### WRITTEN REQUEST
Show every line where "εμφανής" occurs.

### SUPPLIED ENTRIES
------------------------------------
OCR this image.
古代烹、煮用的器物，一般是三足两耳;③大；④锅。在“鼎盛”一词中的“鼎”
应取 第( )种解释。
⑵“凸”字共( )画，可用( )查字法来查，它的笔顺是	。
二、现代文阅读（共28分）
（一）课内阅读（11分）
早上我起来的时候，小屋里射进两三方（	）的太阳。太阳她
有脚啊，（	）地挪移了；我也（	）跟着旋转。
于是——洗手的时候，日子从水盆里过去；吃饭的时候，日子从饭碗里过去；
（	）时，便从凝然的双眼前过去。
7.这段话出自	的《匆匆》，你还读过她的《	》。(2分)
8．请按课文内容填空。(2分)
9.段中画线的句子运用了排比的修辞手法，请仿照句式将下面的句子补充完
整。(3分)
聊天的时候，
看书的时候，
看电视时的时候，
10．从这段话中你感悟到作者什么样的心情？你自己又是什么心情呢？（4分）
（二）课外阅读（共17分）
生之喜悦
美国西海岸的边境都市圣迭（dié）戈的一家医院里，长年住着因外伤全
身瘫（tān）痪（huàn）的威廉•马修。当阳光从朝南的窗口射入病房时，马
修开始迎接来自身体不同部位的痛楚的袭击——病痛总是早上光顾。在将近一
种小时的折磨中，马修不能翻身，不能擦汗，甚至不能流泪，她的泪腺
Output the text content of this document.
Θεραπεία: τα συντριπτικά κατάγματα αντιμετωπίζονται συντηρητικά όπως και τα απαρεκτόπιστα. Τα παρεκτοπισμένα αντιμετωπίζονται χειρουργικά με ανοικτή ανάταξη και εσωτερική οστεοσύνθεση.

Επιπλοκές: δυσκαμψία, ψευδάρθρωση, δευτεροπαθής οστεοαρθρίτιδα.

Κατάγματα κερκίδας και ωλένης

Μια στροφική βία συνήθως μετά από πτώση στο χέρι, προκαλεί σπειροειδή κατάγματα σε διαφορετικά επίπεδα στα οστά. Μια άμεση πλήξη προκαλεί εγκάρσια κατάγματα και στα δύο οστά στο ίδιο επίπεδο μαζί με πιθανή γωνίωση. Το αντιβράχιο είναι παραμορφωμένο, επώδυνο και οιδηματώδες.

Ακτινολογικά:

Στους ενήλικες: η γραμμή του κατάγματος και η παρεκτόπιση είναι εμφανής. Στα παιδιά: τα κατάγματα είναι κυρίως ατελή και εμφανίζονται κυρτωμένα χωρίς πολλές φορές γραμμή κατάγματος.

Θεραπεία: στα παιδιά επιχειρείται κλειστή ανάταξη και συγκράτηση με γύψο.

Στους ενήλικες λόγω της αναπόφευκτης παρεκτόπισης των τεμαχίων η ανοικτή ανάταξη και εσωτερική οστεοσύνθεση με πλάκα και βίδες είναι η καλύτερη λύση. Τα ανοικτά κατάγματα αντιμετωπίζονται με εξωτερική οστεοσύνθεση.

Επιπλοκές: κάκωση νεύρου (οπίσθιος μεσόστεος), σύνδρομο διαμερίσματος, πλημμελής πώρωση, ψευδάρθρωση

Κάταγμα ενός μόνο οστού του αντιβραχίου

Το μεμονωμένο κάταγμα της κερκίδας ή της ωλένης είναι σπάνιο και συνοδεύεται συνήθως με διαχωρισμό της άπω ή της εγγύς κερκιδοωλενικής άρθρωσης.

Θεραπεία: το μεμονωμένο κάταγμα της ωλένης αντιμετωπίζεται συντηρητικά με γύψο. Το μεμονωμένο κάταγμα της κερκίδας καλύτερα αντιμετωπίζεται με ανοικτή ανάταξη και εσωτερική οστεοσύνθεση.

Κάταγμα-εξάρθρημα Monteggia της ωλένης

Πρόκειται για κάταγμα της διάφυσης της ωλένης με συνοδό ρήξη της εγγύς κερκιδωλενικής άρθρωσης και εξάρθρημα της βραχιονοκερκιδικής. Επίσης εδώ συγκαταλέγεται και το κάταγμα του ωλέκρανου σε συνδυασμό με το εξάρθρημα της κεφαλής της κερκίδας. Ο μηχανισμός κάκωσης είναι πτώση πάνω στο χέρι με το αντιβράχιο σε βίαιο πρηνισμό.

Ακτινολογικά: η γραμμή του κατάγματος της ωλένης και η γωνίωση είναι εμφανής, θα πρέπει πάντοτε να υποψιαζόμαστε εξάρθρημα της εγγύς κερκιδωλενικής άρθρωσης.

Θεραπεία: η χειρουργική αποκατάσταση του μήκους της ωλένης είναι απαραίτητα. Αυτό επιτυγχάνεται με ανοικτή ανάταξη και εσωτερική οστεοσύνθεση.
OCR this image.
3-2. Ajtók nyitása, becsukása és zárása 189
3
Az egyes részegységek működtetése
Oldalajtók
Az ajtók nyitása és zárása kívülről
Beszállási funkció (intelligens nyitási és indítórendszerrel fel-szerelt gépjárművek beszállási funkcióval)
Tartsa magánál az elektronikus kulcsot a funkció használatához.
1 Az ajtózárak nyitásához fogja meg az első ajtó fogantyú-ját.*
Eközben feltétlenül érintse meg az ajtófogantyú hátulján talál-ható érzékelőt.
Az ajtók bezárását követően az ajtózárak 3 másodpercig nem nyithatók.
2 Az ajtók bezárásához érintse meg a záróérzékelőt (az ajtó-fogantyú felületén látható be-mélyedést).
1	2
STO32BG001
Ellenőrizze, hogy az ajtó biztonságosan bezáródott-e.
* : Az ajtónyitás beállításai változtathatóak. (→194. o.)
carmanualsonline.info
------------------------------------
### THE ANSWER
Στους ενήλικες: η γραμμή του κατάγματος και η παρεκτόπιση είναι εμφανής. Στα παιδιά: τα κατάγματα είναι κυρίως ατελή και εμφανίζονται κυρτωμένα χωρίς πολλές φορές γραμμή κατάγματος.
Ακτινολογικά: η γραμμή του κατάγματος της ωλένης και η γωνίωση είναι εμφανής, θα πρέπει πάντοτε να υποψιαζόμαστε εξάρθρημα της εγγύς κερκιδωλενικής άρθρωσης.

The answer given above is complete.